** Aim of the exercise **
Images excluded, repeat each entry below exactly.

** Data provided **
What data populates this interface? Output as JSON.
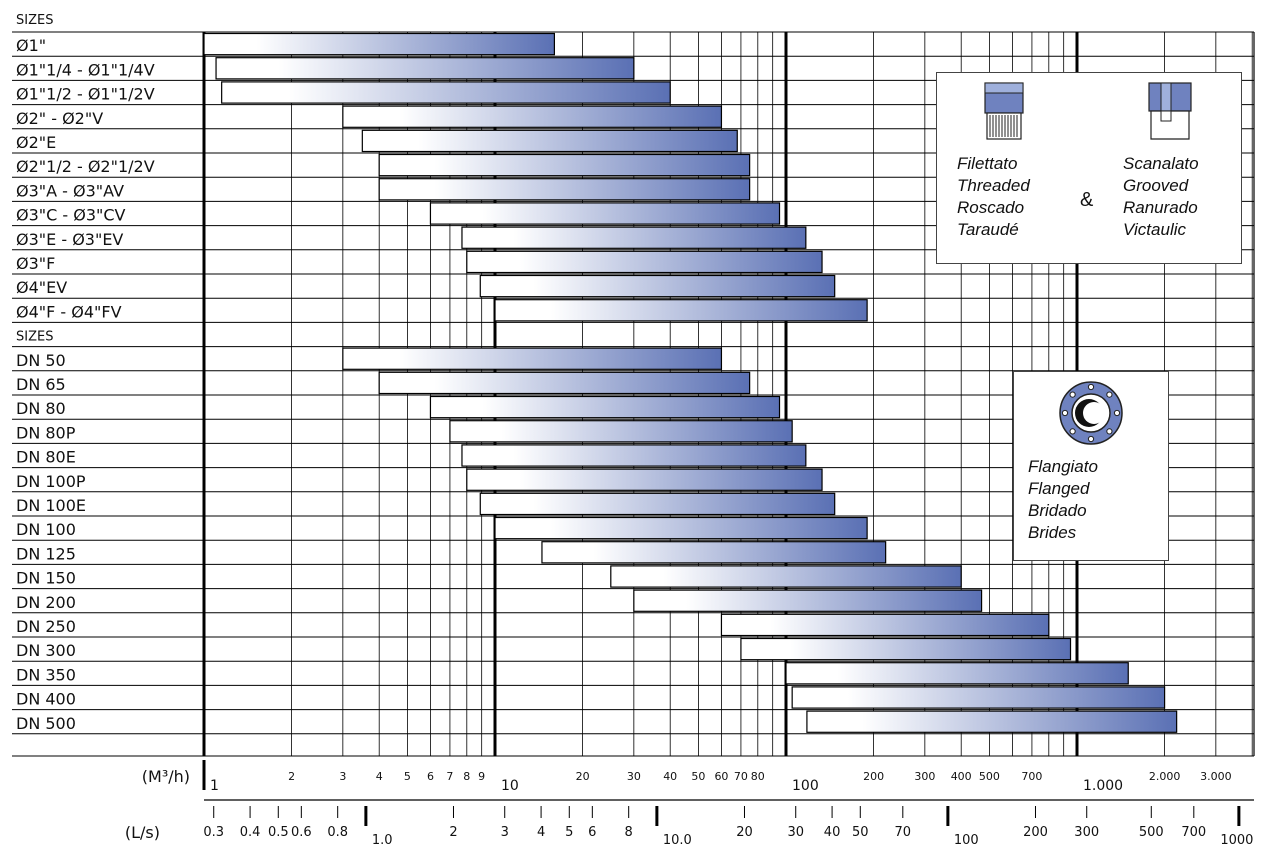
{
  "chart_data": {
    "type": "bar",
    "orientation": "horizontal",
    "scale": "log",
    "xlim": [
      1,
      4000
    ],
    "grid": true,
    "groups": [
      {
        "header": "SIZES",
        "rows": [
          {
            "label": "Ø1\"",
            "min": 1,
            "max": 16
          },
          {
            "label": "Ø1\"1/4 - Ø1\"1/4V",
            "min": 1.1,
            "max": 30
          },
          {
            "label": "Ø1\"1/2 - Ø1\"1/2V",
            "min": 1.15,
            "max": 40
          },
          {
            "label": "Ø2\" - Ø2\"V",
            "min": 3,
            "max": 60
          },
          {
            "label": "Ø2\"E",
            "min": 3.5,
            "max": 68
          },
          {
            "label": "Ø2\"1/2 - Ø2\"1/2V",
            "min": 4,
            "max": 75
          },
          {
            "label": "Ø3\"A - Ø3\"AV",
            "min": 4,
            "max": 75
          },
          {
            "label": "Ø3\"C - Ø3\"CV",
            "min": 6,
            "max": 95
          },
          {
            "label": "Ø3\"E - Ø3\"EV",
            "min": 7.7,
            "max": 117
          },
          {
            "label": "Ø3\"F",
            "min": 8,
            "max": 133
          },
          {
            "label": "Ø4\"EV",
            "min": 8.9,
            "max": 147
          },
          {
            "label": "Ø4\"F - Ø4\"FV",
            "min": 10,
            "max": 190
          }
        ]
      },
      {
        "header": "SIZES",
        "rows": [
          {
            "label": "DN 50",
            "min": 3,
            "max": 60
          },
          {
            "label": "DN 65",
            "min": 4,
            "max": 75
          },
          {
            "label": "DN 80",
            "min": 6,
            "max": 95
          },
          {
            "label": "DN 80P",
            "min": 7,
            "max": 105
          },
          {
            "label": "DN 80E",
            "min": 7.7,
            "max": 117
          },
          {
            "label": "DN 100P",
            "min": 8,
            "max": 133
          },
          {
            "label": "DN 100E",
            "min": 8.9,
            "max": 147
          },
          {
            "label": "DN 100",
            "min": 10,
            "max": 190
          },
          {
            "label": "DN 125",
            "min": 14.5,
            "max": 220
          },
          {
            "label": "DN 150",
            "min": 25,
            "max": 400
          },
          {
            "label": "DN 200",
            "min": 30,
            "max": 470
          },
          {
            "label": "DN 250",
            "min": 60,
            "max": 800
          },
          {
            "label": "DN 300",
            "min": 70,
            "max": 950
          },
          {
            "label": "DN 350",
            "min": 100,
            "max": 1500
          },
          {
            "label": "DN 400",
            "min": 105,
            "max": 2000
          },
          {
            "label": "DN 500",
            "min": 118,
            "max": 2200
          }
        ]
      }
    ],
    "axis_m3h": {
      "label": "(M³/h)",
      "ticks": [
        {
          "v": 1,
          "t": "1"
        },
        {
          "v": 2,
          "t": "2"
        },
        {
          "v": 3,
          "t": "3"
        },
        {
          "v": 4,
          "t": "4"
        },
        {
          "v": 5,
          "t": "5"
        },
        {
          "v": 6,
          "t": "6"
        },
        {
          "v": 7,
          "t": "7"
        },
        {
          "v": 8,
          "t": "8"
        },
        {
          "v": 9,
          "t": "9"
        },
        {
          "v": 10,
          "t": "10"
        },
        {
          "v": 20,
          "t": "20"
        },
        {
          "v": 30,
          "t": "30"
        },
        {
          "v": 40,
          "t": "40"
        },
        {
          "v": 50,
          "t": "50"
        },
        {
          "v": 60,
          "t": "60"
        },
        {
          "v": 70,
          "t": "70"
        },
        {
          "v": 80,
          "t": "80"
        },
        {
          "v": 100,
          "t": "100"
        },
        {
          "v": 200,
          "t": "200"
        },
        {
          "v": 300,
          "t": "300"
        },
        {
          "v": 400,
          "t": "400"
        },
        {
          "v": 500,
          "t": "500"
        },
        {
          "v": 700,
          "t": "700"
        },
        {
          "v": 1000,
          "t": "1.000"
        },
        {
          "v": 2000,
          "t": "2.000"
        },
        {
          "v": 3000,
          "t": "3.000"
        }
      ]
    },
    "axis_ls": {
      "label": "(L/s)",
      "ticks": [
        {
          "v": 0.3,
          "t": "0.3"
        },
        {
          "v": 0.4,
          "t": "0.4"
        },
        {
          "v": 0.5,
          "t": "0.5"
        },
        {
          "v": 0.6,
          "t": "0.6"
        },
        {
          "v": 0.8,
          "t": "0.8"
        },
        {
          "v": 1,
          "t": "1.0"
        },
        {
          "v": 2,
          "t": "2"
        },
        {
          "v": 3,
          "t": "3"
        },
        {
          "v": 4,
          "t": "4"
        },
        {
          "v": 5,
          "t": "5"
        },
        {
          "v": 6,
          "t": "6"
        },
        {
          "v": 8,
          "t": "8"
        },
        {
          "v": 10,
          "t": "10.0"
        },
        {
          "v": 20,
          "t": "20"
        },
        {
          "v": 30,
          "t": "30"
        },
        {
          "v": 40,
          "t": "40"
        },
        {
          "v": 50,
          "t": "50"
        },
        {
          "v": 70,
          "t": "70"
        },
        {
          "v": 100,
          "t": "100"
        },
        {
          "v": 200,
          "t": "200"
        },
        {
          "v": 300,
          "t": "300"
        },
        {
          "v": 500,
          "t": "500"
        },
        {
          "v": 700,
          "t": "700"
        },
        {
          "v": 1000,
          "t": "1000"
        }
      ]
    }
  },
  "legend_threaded": {
    "left_lines": [
      "Filettato",
      "Threaded",
      "Roscado",
      "Taraudé"
    ],
    "amp": "&",
    "right_lines": [
      "Scanalato",
      "Grooved",
      "Ranurado",
      "Victaulic"
    ]
  },
  "legend_flanged": {
    "lines": [
      "Flangiato",
      "Flanged",
      "Bridado",
      "Brides"
    ]
  },
  "colors": {
    "bar_start": "#ffffff",
    "bar_end": "#5a70b4",
    "grid": "#000000"
  }
}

** The reply **
What data populates this interface? Output as JSON.
{
  "chart_data": {
    "type": "bar",
    "orientation": "horizontal",
    "scale": "log",
    "xlim": [
      1,
      4000
    ],
    "grid": true,
    "groups": [
      {
        "header": "SIZES",
        "rows": [
          {
            "label": "Ø1\"",
            "min": 1,
            "max": 16
          },
          {
            "label": "Ø1\"1/4 - Ø1\"1/4V",
            "min": 1.1,
            "max": 30
          },
          {
            "label": "Ø1\"1/2 - Ø1\"1/2V",
            "min": 1.15,
            "max": 40
          },
          {
            "label": "Ø2\" - Ø2\"V",
            "min": 3,
            "max": 60
          },
          {
            "label": "Ø2\"E",
            "min": 3.5,
            "max": 68
          },
          {
            "label": "Ø2\"1/2 - Ø2\"1/2V",
            "min": 4,
            "max": 75
          },
          {
            "label": "Ø3\"A - Ø3\"AV",
            "min": 4,
            "max": 75
          },
          {
            "label": "Ø3\"C - Ø3\"CV",
            "min": 6,
            "max": 95
          },
          {
            "label": "Ø3\"E - Ø3\"EV",
            "min": 7.7,
            "max": 117
          },
          {
            "label": "Ø3\"F",
            "min": 8,
            "max": 133
          },
          {
            "label": "Ø4\"EV",
            "min": 8.9,
            "max": 147
          },
          {
            "label": "Ø4\"F - Ø4\"FV",
            "min": 10,
            "max": 190
          }
        ]
      },
      {
        "header": "SIZES",
        "rows": [
          {
            "label": "DN 50",
            "min": 3,
            "max": 60
          },
          {
            "label": "DN 65",
            "min": 4,
            "max": 75
          },
          {
            "label": "DN 80",
            "min": 6,
            "max": 95
          },
          {
            "label": "DN 80P",
            "min": 7,
            "max": 105
          },
          {
            "label": "DN 80E",
            "min": 7.7,
            "max": 117
          },
          {
            "label": "DN 100P",
            "min": 8,
            "max": 133
          },
          {
            "label": "DN 100E",
            "min": 8.9,
            "max": 147
          },
          {
            "label": "DN 100",
            "min": 10,
            "max": 190
          },
          {
            "label": "DN 125",
            "min": 14.5,
            "max": 220
          },
          {
            "label": "DN 150",
            "min": 25,
            "max": 400
          },
          {
            "label": "DN 200",
            "min": 30,
            "max": 470
          },
          {
            "label": "DN 250",
            "min": 60,
            "max": 800
          },
          {
            "label": "DN 300",
            "min": 70,
            "max": 950
          },
          {
            "label": "DN 350",
            "min": 100,
            "max": 1500
          },
          {
            "label": "DN 400",
            "min": 105,
            "max": 2000
          },
          {
            "label": "DN 500",
            "min": 118,
            "max": 2200
          }
        ]
      }
    ],
    "axis_m3h": {
      "label": "(M³/h)",
      "ticks": [
        {
          "v": 1,
          "t": "1"
        },
        {
          "v": 2,
          "t": "2"
        },
        {
          "v": 3,
          "t": "3"
        },
        {
          "v": 4,
          "t": "4"
        },
        {
          "v": 5,
          "t": "5"
        },
        {
          "v": 6,
          "t": "6"
        },
        {
          "v": 7,
          "t": "7"
        },
        {
          "v": 8,
          "t": "8"
        },
        {
          "v": 9,
          "t": "9"
        },
        {
          "v": 10,
          "t": "10"
        },
        {
          "v": 20,
          "t": "20"
        },
        {
          "v": 30,
          "t": "30"
        },
        {
          "v": 40,
          "t": "40"
        },
        {
          "v": 50,
          "t": "50"
        },
        {
          "v": 60,
          "t": "60"
        },
        {
          "v": 70,
          "t": "70"
        },
        {
          "v": 80,
          "t": "80"
        },
        {
          "v": 100,
          "t": "100"
        },
        {
          "v": 200,
          "t": "200"
        },
        {
          "v": 300,
          "t": "300"
        },
        {
          "v": 400,
          "t": "400"
        },
        {
          "v": 500,
          "t": "500"
        },
        {
          "v": 700,
          "t": "700"
        },
        {
          "v": 1000,
          "t": "1.000"
        },
        {
          "v": 2000,
          "t": "2.000"
        },
        {
          "v": 3000,
          "t": "3.000"
        }
      ]
    },
    "axis_ls": {
      "label": "(L/s)",
      "ticks": [
        {
          "v": 0.3,
          "t": "0.3"
        },
        {
          "v": 0.4,
          "t": "0.4"
        },
        {
          "v": 0.5,
          "t": "0.5"
        },
        {
          "v": 0.6,
          "t": "0.6"
        },
        {
          "v": 0.8,
          "t": "0.8"
        },
        {
          "v": 1,
          "t": "1.0"
        },
        {
          "v": 2,
          "t": "2"
        },
        {
          "v": 3,
          "t": "3"
        },
        {
          "v": 4,
          "t": "4"
        },
        {
          "v": 5,
          "t": "5"
        },
        {
          "v": 6,
          "t": "6"
        },
        {
          "v": 8,
          "t": "8"
        },
        {
          "v": 10,
          "t": "10.0"
        },
        {
          "v": 20,
          "t": "20"
        },
        {
          "v": 30,
          "t": "30"
        },
        {
          "v": 40,
          "t": "40"
        },
        {
          "v": 50,
          "t": "50"
        },
        {
          "v": 70,
          "t": "70"
        },
        {
          "v": 100,
          "t": "100"
        },
        {
          "v": 200,
          "t": "200"
        },
        {
          "v": 300,
          "t": "300"
        },
        {
          "v": 500,
          "t": "500"
        },
        {
          "v": 700,
          "t": "700"
        },
        {
          "v": 1000,
          "t": "1000"
        }
      ]
    }
  },
  "legend_threaded": {
    "left_lines": [
      "Filettato",
      "Threaded",
      "Roscado",
      "Taraudé"
    ],
    "amp": "&",
    "right_lines": [
      "Scanalato",
      "Grooved",
      "Ranurado",
      "Victaulic"
    ]
  },
  "legend_flanged": {
    "lines": [
      "Flangiato",
      "Flanged",
      "Bridado",
      "Brides"
    ]
  },
  "colors": {
    "bar_start": "#ffffff",
    "bar_end": "#5a70b4",
    "grid": "#000000"
  }
}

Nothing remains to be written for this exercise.